What the task asks
The entries that follow should be written out exactly.

Stored data
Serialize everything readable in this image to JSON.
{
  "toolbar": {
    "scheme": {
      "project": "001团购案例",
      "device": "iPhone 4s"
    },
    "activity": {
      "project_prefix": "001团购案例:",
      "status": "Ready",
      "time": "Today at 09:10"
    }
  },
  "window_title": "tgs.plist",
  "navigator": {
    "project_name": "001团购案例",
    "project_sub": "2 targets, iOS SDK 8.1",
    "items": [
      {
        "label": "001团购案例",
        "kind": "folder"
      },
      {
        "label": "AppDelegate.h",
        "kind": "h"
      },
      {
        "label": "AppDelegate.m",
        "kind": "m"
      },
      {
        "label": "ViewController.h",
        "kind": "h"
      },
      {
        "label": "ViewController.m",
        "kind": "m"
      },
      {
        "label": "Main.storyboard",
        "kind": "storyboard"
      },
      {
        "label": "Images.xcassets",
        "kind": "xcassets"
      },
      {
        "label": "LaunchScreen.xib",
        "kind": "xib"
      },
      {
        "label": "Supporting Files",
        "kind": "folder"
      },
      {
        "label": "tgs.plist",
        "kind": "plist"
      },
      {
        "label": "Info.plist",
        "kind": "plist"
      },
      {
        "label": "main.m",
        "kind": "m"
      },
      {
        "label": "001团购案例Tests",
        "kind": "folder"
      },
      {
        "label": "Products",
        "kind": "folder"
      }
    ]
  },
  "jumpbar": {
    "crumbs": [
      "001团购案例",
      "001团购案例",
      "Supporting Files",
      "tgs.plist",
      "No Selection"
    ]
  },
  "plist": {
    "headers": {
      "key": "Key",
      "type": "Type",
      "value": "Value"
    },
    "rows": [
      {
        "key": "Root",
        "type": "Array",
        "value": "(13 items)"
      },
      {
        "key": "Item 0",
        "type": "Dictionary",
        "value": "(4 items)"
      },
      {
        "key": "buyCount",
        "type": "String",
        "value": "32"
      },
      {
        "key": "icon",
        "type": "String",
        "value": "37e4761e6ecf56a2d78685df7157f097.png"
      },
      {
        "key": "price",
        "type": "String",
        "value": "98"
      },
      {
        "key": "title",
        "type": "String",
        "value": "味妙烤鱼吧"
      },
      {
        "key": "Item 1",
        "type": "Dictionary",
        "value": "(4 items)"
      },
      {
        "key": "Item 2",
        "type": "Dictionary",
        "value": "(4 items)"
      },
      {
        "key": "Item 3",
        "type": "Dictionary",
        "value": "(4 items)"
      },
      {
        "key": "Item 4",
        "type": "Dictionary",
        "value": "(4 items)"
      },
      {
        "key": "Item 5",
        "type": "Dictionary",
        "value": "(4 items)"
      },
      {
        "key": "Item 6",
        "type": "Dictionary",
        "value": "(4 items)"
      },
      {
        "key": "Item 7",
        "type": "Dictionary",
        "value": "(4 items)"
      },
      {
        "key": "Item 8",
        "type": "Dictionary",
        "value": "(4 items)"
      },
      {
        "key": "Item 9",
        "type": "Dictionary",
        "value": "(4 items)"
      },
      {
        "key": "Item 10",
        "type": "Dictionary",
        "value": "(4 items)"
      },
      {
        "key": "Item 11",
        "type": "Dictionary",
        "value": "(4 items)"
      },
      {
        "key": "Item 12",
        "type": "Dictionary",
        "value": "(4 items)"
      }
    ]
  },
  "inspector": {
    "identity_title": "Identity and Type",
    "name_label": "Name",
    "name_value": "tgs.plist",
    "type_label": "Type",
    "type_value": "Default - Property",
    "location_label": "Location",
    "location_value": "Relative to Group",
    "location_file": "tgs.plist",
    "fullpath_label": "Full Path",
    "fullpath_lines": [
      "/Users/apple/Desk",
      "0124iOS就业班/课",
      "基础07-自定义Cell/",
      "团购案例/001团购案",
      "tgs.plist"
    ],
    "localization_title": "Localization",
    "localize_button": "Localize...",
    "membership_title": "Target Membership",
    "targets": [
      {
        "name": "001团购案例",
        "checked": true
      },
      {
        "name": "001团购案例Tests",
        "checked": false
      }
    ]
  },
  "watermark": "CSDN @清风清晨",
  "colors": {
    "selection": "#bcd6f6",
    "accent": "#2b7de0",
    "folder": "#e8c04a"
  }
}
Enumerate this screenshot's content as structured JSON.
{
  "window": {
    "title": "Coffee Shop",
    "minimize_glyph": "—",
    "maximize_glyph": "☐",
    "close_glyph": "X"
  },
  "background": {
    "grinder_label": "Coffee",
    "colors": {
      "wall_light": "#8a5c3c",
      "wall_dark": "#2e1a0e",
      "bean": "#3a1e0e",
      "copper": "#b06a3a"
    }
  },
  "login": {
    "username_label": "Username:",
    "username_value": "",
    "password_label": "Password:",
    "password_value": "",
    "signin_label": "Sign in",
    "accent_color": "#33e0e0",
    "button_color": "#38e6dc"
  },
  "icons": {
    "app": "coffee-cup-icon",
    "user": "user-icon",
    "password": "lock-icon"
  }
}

The answer
Serialize everything readable in this image to JSON.
{
  "toolbar": {
    "scheme": {
      "project": "001团购案例",
      "device": "iPhone 4s"
    },
    "activity": {
      "project_prefix": "001团购案例:",
      "status": "Ready",
      "time": "Today at 09:10"
    }
  },
  "window_title": "tgs.plist",
  "navigator": {
    "project_name": "001团购案例",
    "project_sub": "2 targets, iOS SDK 8.1",
    "items": [
      {
        "label": "001团购案例",
        "kind": "folder"
      },
      {
        "label": "AppDelegate.h",
        "kind": "h"
      },
      {
        "label": "AppDelegate.m",
        "kind": "m"
      },
      {
        "label": "ViewController.h",
        "kind": "h"
      },
      {
        "label": "ViewController.m",
        "kind": "m"
      },
      {
        "label": "Main.storyboard",
        "kind": "storyboard"
      },
      {
        "label": "Images.xcassets",
        "kind": "xcassets"
      },
      {
        "label": "LaunchScreen.xib",
        "kind": "xib"
      },
      {
        "label": "Supporting Files",
        "kind": "folder"
      },
      {
        "label": "tgs.plist",
        "kind": "plist"
      },
      {
        "label": "Info.plist",
        "kind": "plist"
      },
      {
        "label": "main.m",
        "kind": "m"
      },
      {
        "label": "001团购案例Tests",
        "kind": "folder"
      },
      {
        "label": "Products",
        "kind": "folder"
      }
    ]
  },
  "jumpbar": {
    "crumbs": [
      "001团购案例",
      "001团购案例",
      "Supporting Files",
      "tgs.plist",
      "No Selection"
    ]
  },
  "plist": {
    "headers": {
      "key": "Key",
      "type": "Type",
      "value": "Value"
    },
    "rows": [
      {
        "key": "Root",
        "type": "Array",
        "value": "(13 items)"
      },
      {
        "key": "Item 0",
        "type": "Dictionary",
        "value": "(4 items)"
      },
      {
        "key": "buyCount",
        "type": "String",
        "value": "32"
      },
      {
        "key": "icon",
        "type": "String",
        "value": "37e4761e6ecf56a2d78685df7157f097.png"
      },
      {
        "key": "price",
        "type": "String",
        "value": "98"
      },
      {
        "key": "title",
        "type": "String",
        "value": "味妙烤鱼吧"
      },
      {
        "key": "Item 1",
        "type": "Dictionary",
        "value": "(4 items)"
      },
      {
        "key": "Item 2",
        "type": "Dictionary",
        "value": "(4 items)"
      },
      {
        "key": "Item 3",
        "type": "Dictionary",
        "value": "(4 items)"
      },
      {
        "key": "Item 4",
        "type": "Dictionary",
        "value": "(4 items)"
      },
      {
        "key": "Item 5",
        "type": "Dictionary",
        "value": "(4 items)"
      },
      {
        "key": "Item 6",
        "type": "Dictionary",
        "value": "(4 items)"
      },
      {
        "key": "Item 7",
        "type": "Dictionary",
        "value": "(4 items)"
      },
      {
        "key": "Item 8",
        "type": "Dictionary",
        "value": "(4 items)"
      },
      {
        "key": "Item 9",
        "type": "Dictionary",
        "value": "(4 items)"
      },
      {
        "key": "Item 10",
        "type": "Dictionary",
        "value": "(4 items)"
      },
      {
        "key": "Item 11",
        "type": "Dictionary",
        "value": "(4 items)"
      },
      {
        "key": "Item 12",
        "type": "Dictionary",
        "value": "(4 items)"
      }
    ]
  },
  "inspector": {
    "identity_title": "Identity and Type",
    "name_label": "Name",
    "name_value": "tgs.plist",
    "type_label": "Type",
    "type_value": "Default - Property",
    "location_label": "Location",
    "location_value": "Relative to Group",
    "location_file": "tgs.plist",
    "fullpath_label": "Full Path",
    "fullpath_lines": [
      "/Users/apple/Desk",
      "0124iOS就业班/课",
      "基础07-自定义Cell/",
      "团购案例/001团购案",
      "tgs.plist"
    ],
    "localization_title": "Localization",
    "localize_button": "Localize...",
    "membership_title": "Target Membership",
    "targets": [
      {
        "name": "001团购案例",
        "checked": true
      },
      {
        "name": "001团购案例Tests",
        "checked": false
      }
    ]
  },
  "watermark": "CSDN @清风清晨",
  "colors": {
    "selection": "#bcd6f6",
    "accent": "#2b7de0",
    "folder": "#e8c04a"
  }
}
Enumerate this screenshot's content as structured JSON.
{
  "window": {
    "title": "Coffee Shop",
    "minimize_glyph": "—",
    "maximize_glyph": "☐",
    "close_glyph": "X"
  },
  "background": {
    "grinder_label": "Coffee",
    "colors": {
      "wall_light": "#8a5c3c",
      "wall_dark": "#2e1a0e",
      "bean": "#3a1e0e",
      "copper": "#b06a3a"
    }
  },
  "login": {
    "username_label": "Username:",
    "username_value": "",
    "password_label": "Password:",
    "password_value": "",
    "signin_label": "Sign in",
    "accent_color": "#33e0e0",
    "button_color": "#38e6dc"
  },
  "icons": {
    "app": "coffee-cup-icon",
    "user": "user-icon",
    "password": "lock-icon"
  }
}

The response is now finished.